▶ [DATA PROVIDED]:

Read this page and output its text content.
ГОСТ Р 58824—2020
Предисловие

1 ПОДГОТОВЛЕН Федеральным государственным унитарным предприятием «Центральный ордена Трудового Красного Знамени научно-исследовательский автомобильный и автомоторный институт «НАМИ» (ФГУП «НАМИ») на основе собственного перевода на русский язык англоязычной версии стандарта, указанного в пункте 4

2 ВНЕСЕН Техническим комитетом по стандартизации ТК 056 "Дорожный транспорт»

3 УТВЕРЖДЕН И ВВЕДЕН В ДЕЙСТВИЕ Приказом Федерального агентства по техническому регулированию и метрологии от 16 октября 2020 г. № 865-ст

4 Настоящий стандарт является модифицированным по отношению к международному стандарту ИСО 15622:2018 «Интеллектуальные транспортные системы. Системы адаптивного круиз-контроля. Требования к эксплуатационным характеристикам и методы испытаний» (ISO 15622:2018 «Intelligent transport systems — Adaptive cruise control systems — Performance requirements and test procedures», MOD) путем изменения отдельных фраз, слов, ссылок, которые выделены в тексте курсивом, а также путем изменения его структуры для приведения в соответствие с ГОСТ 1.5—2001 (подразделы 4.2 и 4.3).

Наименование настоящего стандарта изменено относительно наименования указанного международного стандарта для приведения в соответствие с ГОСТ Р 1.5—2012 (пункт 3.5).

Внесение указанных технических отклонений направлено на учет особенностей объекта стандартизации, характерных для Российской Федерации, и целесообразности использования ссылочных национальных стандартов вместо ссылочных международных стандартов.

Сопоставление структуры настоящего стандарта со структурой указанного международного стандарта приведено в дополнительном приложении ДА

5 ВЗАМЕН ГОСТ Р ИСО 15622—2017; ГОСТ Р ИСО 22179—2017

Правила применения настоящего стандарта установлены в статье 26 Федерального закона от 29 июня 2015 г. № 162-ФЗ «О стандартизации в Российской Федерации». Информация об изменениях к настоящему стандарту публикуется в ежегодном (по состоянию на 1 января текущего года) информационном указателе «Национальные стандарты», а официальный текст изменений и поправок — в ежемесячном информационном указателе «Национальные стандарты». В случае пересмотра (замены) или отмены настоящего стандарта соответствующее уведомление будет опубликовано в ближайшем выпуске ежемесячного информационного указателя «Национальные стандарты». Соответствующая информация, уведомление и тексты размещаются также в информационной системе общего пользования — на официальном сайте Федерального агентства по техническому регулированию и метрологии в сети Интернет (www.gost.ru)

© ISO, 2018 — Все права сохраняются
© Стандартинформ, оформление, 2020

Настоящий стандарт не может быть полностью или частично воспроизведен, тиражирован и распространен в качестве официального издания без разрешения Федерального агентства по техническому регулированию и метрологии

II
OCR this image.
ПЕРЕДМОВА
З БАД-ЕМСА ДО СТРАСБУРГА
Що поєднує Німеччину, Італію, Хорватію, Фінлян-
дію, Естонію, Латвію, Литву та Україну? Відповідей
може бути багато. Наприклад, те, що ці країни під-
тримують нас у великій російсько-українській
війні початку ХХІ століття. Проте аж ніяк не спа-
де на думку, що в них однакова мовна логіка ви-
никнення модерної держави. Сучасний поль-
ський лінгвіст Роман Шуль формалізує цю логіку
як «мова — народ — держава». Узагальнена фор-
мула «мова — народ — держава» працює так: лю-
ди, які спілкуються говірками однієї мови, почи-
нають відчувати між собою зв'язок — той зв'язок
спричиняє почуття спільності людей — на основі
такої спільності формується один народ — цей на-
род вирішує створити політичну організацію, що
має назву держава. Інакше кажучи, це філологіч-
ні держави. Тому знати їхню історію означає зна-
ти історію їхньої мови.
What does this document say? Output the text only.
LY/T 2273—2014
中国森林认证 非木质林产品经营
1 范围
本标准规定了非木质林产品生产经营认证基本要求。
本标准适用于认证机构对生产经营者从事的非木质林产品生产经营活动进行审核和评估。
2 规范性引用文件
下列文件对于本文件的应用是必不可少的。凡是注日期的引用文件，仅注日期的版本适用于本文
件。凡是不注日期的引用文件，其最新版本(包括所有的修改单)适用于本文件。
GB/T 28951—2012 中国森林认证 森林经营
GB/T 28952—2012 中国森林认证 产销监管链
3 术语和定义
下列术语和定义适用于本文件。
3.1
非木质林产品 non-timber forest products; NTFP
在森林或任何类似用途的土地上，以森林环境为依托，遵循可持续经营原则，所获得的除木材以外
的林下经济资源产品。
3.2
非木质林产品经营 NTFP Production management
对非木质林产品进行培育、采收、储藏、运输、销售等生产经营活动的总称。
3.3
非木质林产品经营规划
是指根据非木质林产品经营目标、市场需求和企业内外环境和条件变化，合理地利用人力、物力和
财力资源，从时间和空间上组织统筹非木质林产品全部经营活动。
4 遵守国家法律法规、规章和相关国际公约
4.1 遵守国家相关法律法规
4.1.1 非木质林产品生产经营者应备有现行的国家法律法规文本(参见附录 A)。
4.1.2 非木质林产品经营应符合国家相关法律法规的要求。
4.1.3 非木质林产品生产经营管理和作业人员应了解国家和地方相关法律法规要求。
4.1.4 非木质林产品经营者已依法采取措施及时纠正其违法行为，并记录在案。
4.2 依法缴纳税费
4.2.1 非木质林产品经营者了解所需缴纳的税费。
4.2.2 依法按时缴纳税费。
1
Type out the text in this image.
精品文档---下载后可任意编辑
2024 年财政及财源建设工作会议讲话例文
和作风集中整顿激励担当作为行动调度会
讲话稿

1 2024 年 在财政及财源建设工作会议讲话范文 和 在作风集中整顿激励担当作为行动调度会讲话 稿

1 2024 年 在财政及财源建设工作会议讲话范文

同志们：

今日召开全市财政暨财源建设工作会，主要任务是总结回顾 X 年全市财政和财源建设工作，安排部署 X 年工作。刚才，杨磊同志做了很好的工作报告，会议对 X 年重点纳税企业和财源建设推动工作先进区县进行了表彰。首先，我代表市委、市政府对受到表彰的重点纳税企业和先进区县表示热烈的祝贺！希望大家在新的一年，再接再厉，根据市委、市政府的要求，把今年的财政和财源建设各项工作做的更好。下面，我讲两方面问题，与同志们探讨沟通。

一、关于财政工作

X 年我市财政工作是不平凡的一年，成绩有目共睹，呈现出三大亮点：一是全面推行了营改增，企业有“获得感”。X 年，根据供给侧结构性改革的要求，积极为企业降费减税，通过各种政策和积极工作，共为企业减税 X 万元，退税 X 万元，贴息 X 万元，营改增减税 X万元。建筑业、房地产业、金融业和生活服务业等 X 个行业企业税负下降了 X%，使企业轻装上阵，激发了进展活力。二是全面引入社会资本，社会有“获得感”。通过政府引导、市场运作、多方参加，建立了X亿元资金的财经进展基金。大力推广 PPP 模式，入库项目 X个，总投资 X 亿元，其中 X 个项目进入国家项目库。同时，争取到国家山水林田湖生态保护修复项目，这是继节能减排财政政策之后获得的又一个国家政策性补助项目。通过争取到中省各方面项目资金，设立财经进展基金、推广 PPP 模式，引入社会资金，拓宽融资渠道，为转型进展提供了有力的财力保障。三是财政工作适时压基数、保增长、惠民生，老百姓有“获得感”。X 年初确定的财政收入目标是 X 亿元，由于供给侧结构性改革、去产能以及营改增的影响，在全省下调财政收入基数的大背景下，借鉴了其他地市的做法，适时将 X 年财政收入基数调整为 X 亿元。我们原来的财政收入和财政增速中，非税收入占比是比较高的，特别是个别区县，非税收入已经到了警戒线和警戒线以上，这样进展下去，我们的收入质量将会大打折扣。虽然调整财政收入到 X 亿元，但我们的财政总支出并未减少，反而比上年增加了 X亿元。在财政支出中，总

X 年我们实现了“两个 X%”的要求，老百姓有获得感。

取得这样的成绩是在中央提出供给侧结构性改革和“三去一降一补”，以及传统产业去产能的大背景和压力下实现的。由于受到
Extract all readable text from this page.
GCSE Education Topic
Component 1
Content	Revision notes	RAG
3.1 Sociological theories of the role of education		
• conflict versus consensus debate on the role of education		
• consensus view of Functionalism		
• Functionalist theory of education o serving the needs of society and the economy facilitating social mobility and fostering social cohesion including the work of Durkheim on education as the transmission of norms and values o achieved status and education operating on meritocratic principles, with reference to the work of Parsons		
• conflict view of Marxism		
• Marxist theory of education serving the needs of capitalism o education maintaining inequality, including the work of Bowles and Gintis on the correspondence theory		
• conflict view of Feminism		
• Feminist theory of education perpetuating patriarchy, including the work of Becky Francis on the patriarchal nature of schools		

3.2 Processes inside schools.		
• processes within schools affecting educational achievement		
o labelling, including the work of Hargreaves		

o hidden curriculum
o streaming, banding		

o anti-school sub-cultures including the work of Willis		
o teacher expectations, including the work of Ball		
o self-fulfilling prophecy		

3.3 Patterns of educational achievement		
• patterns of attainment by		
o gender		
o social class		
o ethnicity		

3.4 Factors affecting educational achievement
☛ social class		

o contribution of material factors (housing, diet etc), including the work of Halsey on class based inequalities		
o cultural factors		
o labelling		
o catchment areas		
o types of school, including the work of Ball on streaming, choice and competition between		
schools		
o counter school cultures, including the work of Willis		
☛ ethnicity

▶ [GOAL]: Show the lines where the word "text" appears in the entries.

▶ [SOLUTION TO THIS EXERCISE]:
Read this page and output its text content.
What does this document say? Output the text only.
Type out the text in this image.
Extract all readable text from this page.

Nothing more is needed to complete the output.